* GIVEN TASK
Repeat the lines that follow, leaving nothing out.

[Dataset records]
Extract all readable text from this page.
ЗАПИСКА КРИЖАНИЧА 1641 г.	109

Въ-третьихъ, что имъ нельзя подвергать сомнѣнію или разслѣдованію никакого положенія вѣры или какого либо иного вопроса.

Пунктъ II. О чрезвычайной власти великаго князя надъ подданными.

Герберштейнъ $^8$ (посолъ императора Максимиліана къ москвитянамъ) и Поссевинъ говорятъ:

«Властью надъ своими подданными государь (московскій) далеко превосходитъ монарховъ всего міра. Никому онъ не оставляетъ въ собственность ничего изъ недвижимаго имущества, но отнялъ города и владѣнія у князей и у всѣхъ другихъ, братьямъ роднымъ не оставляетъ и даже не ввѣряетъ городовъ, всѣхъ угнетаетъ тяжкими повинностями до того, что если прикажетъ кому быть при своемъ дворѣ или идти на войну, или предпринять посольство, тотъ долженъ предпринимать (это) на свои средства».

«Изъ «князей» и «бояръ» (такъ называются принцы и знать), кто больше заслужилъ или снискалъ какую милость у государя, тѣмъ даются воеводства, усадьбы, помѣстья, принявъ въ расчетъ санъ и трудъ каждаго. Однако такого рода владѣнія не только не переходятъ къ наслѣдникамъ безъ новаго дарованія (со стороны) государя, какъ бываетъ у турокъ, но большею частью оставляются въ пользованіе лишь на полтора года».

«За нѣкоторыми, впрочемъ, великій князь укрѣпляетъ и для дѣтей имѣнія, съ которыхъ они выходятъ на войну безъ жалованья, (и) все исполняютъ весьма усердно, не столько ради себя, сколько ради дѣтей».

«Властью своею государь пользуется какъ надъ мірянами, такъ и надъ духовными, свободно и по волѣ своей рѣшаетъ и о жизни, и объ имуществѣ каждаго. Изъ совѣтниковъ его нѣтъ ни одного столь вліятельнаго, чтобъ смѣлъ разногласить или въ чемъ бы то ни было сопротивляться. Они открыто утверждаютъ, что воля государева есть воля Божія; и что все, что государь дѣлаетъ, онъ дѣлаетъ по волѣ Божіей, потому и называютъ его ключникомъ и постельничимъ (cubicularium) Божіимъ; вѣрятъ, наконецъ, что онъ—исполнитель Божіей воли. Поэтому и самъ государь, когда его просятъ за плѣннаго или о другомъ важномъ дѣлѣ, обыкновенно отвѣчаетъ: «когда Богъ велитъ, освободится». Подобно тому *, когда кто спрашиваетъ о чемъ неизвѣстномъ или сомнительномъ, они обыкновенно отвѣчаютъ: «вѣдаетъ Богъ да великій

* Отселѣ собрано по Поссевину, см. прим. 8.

* EXERCISE ANSWER
Extract all readable text from this page.
ЗАПИСКА КРИЖАНИЧА 1641 г.	109

Въ-третьихъ, что имъ нельзя подвергать сомнѣнію или разслѣдованію никакого положенія вѣры или какого либо иного вопроса.

Пунктъ II. О чрезвычайной власти великаго князя надъ подданными.

Герберштейнъ $^8$ (посолъ императора Максимиліана къ москвитянамъ) и Поссевинъ говорятъ:

«Властью надъ своими подданными государь (московскій) далеко превосходитъ монарховъ всего міра. Никому онъ не оставляетъ въ собственность ничего изъ недвижимаго имущества, но отнялъ города и владѣнія у князей и у всѣхъ другихъ, братьямъ роднымъ не оставляетъ и даже не ввѣряетъ городовъ, всѣхъ угнетаетъ тяжкими повинностями до того, что если прикажетъ кому быть при своемъ дворѣ или идти на войну, или предпринять посольство, тотъ долженъ предпринимать (это) на свои средства».

«Изъ «князей» и «бояръ» (такъ называются принцы и знать), кто больше заслужилъ или снискалъ какую милость у государя, тѣмъ даются воеводства, усадьбы, помѣстья, принявъ въ расчетъ санъ и трудъ каждаго. Однако такого рода владѣнія не только не переходятъ къ наслѣдникамъ безъ новаго дарованія (со стороны) государя, какъ бываетъ у турокъ, но большею частью оставляются въ пользованіе лишь на полтора года».

«За нѣкоторыми, впрочемъ, великій князь укрѣпляетъ и для дѣтей имѣнія, съ которыхъ они выходятъ на войну безъ жалованья, (и) все исполняютъ весьма усердно, не столько ради себя, сколько ради дѣтей».

«Властью своею государь пользуется какъ надъ мірянами, такъ и надъ духовными, свободно и по волѣ своей рѣшаетъ и о жизни, и объ имуществѣ каждаго. Изъ совѣтниковъ его нѣтъ ни одного столь вліятельнаго, чтобъ смѣлъ разногласить или въ чемъ бы то ни было сопротивляться. Они открыто утверждаютъ, что воля государева есть воля Божія; и что все, что государь дѣлаетъ, онъ дѣлаетъ по волѣ Божіей, потому и называютъ его ключникомъ и постельничимъ (cubicularium) Божіимъ; вѣрятъ, наконецъ, что онъ—исполнитель Божіей воли. Поэтому и самъ государь, когда его просятъ за плѣннаго или о другомъ важномъ дѣлѣ, обыкновенно отвѣчаетъ: «когда Богъ велитъ, освободится». Подобно тому *, когда кто спрашиваетъ о чемъ неизвѣстномъ или сомнительномъ, они обыкновенно отвѣчаютъ: «вѣдаетъ Богъ да великій

* Отселѣ собрано по Поссевину, см. прим. 8.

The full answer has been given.